--- begin Input for this task ---

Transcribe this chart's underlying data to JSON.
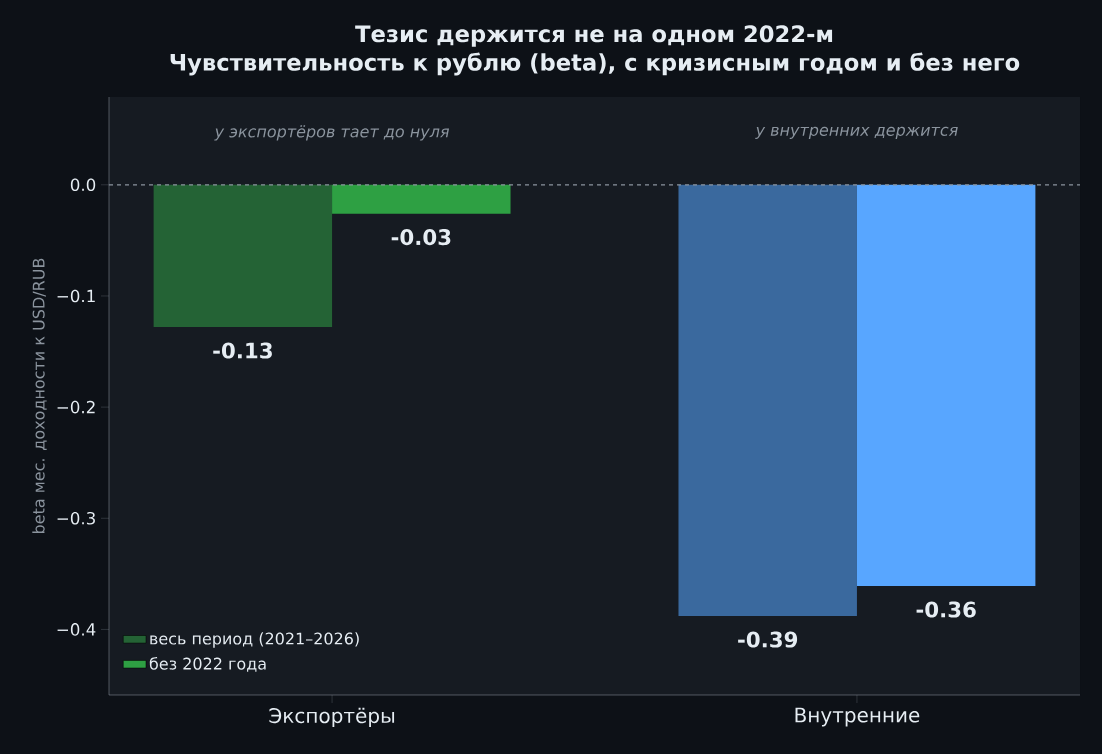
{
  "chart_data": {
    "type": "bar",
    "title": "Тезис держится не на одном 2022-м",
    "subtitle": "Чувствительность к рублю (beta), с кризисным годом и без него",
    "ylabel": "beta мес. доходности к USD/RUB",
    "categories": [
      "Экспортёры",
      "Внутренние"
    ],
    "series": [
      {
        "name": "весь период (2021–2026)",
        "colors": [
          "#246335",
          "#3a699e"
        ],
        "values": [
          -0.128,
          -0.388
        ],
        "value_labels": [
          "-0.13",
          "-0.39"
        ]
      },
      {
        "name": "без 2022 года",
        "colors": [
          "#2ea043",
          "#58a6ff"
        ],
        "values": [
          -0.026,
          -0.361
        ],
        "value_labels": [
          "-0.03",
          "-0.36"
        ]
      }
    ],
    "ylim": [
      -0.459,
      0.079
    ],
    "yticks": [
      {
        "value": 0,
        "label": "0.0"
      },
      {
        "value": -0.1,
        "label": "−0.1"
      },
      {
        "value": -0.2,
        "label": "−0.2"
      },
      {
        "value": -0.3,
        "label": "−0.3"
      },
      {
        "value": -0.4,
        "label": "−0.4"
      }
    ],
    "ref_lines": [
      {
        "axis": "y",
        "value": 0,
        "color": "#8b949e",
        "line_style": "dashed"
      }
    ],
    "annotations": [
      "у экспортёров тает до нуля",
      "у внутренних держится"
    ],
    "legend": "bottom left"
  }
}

--- end Input for this task ---

Return the records exactly. Don't carry the pictures over.

» The reply:
Transcribe this chart's underlying data to JSON.
{
  "chart_data": {
    "type": "bar",
    "title": "Тезис держится не на одном 2022-м",
    "subtitle": "Чувствительность к рублю (beta), с кризисным годом и без него",
    "ylabel": "beta мес. доходности к USD/RUB",
    "categories": [
      "Экспортёры",
      "Внутренние"
    ],
    "series": [
      {
        "name": "весь период (2021–2026)",
        "colors": [
          "#246335",
          "#3a699e"
        ],
        "values": [
          -0.128,
          -0.388
        ],
        "value_labels": [
          "-0.13",
          "-0.39"
        ]
      },
      {
        "name": "без 2022 года",
        "colors": [
          "#2ea043",
          "#58a6ff"
        ],
        "values": [
          -0.026,
          -0.361
        ],
        "value_labels": [
          "-0.03",
          "-0.36"
        ]
      }
    ],
    "ylim": [
      -0.459,
      0.079
    ],
    "yticks": [
      {
        "value": 0,
        "label": "0.0"
      },
      {
        "value": -0.1,
        "label": "−0.1"
      },
      {
        "value": -0.2,
        "label": "−0.2"
      },
      {
        "value": -0.3,
        "label": "−0.3"
      },
      {
        "value": -0.4,
        "label": "−0.4"
      }
    ],
    "ref_lines": [
      {
        "axis": "y",
        "value": 0,
        "color": "#8b949e",
        "line_style": "dashed"
      }
    ],
    "annotations": [
      "у экспортёров тает до нуля",
      "у внутренних держится"
    ],
    "legend": "bottom left"
  }
}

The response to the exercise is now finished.